DATA SUPPLIED:
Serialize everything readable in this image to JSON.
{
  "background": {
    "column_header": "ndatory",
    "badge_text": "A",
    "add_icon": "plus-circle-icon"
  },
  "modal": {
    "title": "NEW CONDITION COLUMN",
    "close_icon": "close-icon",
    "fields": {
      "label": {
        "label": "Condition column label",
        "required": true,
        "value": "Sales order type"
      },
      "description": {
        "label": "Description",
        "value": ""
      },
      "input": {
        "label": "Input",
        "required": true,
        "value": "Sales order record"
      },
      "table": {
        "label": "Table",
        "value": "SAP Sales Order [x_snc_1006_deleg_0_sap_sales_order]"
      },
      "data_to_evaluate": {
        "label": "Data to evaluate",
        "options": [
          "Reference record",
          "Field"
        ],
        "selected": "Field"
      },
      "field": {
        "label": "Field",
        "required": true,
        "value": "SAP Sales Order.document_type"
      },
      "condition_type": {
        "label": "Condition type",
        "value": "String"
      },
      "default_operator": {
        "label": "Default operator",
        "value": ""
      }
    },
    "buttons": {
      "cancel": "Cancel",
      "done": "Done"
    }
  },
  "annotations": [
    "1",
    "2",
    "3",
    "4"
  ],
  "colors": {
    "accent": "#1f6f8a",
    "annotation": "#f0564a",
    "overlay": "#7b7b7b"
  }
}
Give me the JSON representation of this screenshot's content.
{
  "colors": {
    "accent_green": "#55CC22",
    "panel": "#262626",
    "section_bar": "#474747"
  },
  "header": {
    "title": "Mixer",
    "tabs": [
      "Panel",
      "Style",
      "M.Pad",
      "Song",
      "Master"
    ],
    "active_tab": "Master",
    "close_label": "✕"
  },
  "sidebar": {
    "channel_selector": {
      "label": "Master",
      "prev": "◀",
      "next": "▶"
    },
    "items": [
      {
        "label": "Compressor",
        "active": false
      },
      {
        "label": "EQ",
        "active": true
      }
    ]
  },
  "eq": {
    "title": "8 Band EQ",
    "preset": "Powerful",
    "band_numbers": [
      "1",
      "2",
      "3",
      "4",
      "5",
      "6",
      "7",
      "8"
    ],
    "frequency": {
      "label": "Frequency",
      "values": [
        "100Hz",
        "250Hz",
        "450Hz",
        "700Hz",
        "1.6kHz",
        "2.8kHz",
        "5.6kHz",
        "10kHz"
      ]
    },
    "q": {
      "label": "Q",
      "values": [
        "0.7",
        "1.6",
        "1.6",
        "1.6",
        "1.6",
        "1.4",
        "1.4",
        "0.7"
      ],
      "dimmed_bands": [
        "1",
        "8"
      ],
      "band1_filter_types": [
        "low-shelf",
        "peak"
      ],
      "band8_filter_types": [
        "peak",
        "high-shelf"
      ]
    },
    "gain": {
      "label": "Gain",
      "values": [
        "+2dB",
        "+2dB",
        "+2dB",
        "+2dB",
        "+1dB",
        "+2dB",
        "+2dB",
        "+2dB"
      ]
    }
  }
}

SHORT PROBLEM: Gather each line of the records holding the string "title".

OUTPUT BELOW:
    "title": "NEW CONDITION COLUMN",
    "title": "Mixer",
    "title": "8 Band EQ",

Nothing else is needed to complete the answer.